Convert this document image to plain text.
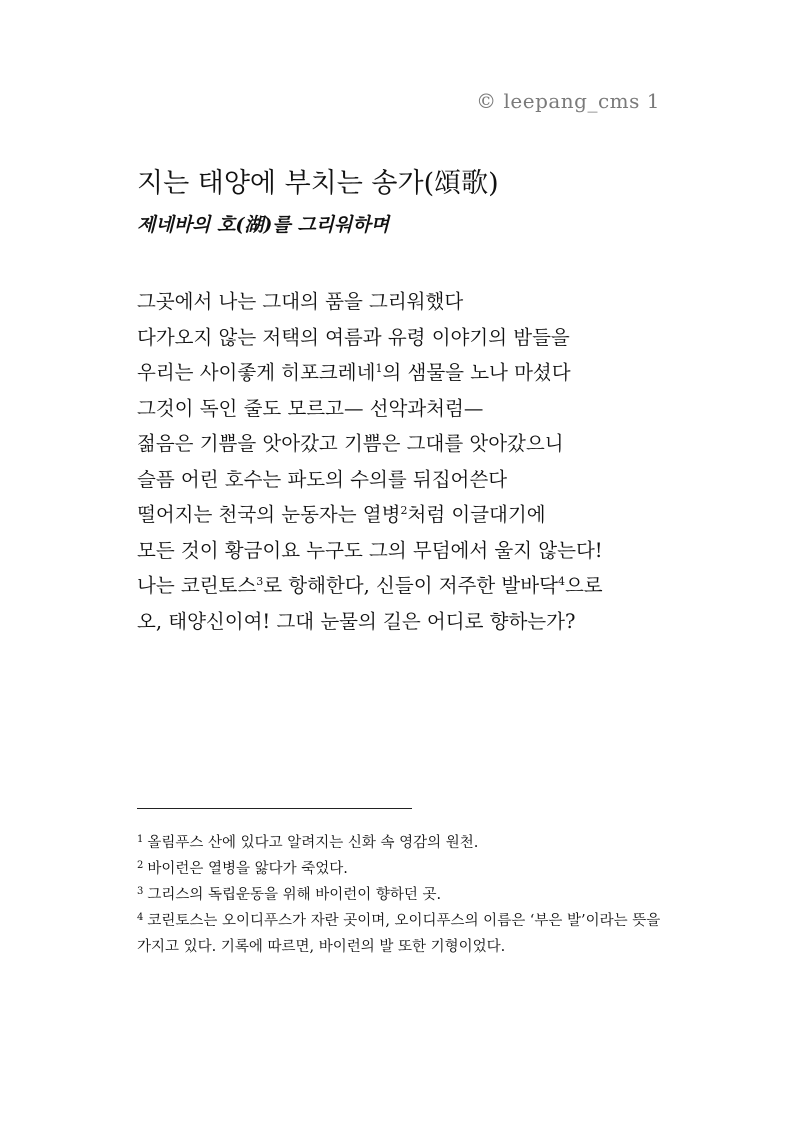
© leepang_cms 1
지는 태양에 부치는 송가(頌歌)
제네바의 호(湖)를 그리워하며
그곳에서 나는 그대의 품을 그리워했다
다가오지 않는 저택의 여름과 유령 이야기의 밤들을
우리는 사이좋게 히포크레네$^1$의 샘물을 노나 마셨다
그것이 독인 줄도 모르고— 선악과처럼—
젊음은 기쁨을 앗아갔고 기쁨은 그대를 앗아갔으니
슬픔 어린 호수는 파도의 수의를 뒤집어쓴다
떨어지는 천국의 눈동자는 열병$^2$처럼 이글대기에
모든 것이 황금이요 누구도 그의 무덤에서 울지 않는다!
나는 코린토스$^3$로 항해한다, 신들이 저주한 발바닥$^4$으로
오, 태양신이여! 그대 눈물의 길은 어디로 향하는가?

$^1$ 올림푸스 산에 있다고 알려지는 신화 속 영감의 원천.

$^2$ 바이런은 열병을 앓다가 죽었다.

$^3$ 그리스의 독립운동을 위해 바이런이 향하던 곳.

$^4$ 코린토스는 오이디푸스가 자란 곳이며, 오이디푸스의 이름은 ‘부은 발’이라는 뜻을 가지고 있다. 기록에 따르면, 바이런의 발 또한 기형이었다.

● ● ● ● ●

**PROMPT:** Copy the records above exactly. The pictures are not part of the copy.

**EXERCISE SOLUTION:**
Convert this document image to plain text.
© leepang_cms 1
지는 태양에 부치는 송가(頌歌)
제네바의 호(湖)를 그리워하며
그곳에서 나는 그대의 품을 그리워했다
다가오지 않는 저택의 여름과 유령 이야기의 밤들을
우리는 사이좋게 히포크레네$^1$의 샘물을 노나 마셨다
그것이 독인 줄도 모르고— 선악과처럼—
젊음은 기쁨을 앗아갔고 기쁨은 그대를 앗아갔으니
슬픔 어린 호수는 파도의 수의를 뒤집어쓴다
떨어지는 천국의 눈동자는 열병$^2$처럼 이글대기에
모든 것이 황금이요 누구도 그의 무덤에서 울지 않는다!
나는 코린토스$^3$로 항해한다, 신들이 저주한 발바닥$^4$으로
오, 태양신이여! 그대 눈물의 길은 어디로 향하는가?

$^1$ 올림푸스 산에 있다고 알려지는 신화 속 영감의 원천.

$^2$ 바이런은 열병을 앓다가 죽었다.

$^3$ 그리스의 독립운동을 위해 바이런이 향하던 곳.

$^4$ 코린토스는 오이디푸스가 자란 곳이며, 오이디푸스의 이름은 ‘부은 발’이라는 뜻을 가지고 있다. 기록에 따르면, 바이런의 발 또한 기형이었다.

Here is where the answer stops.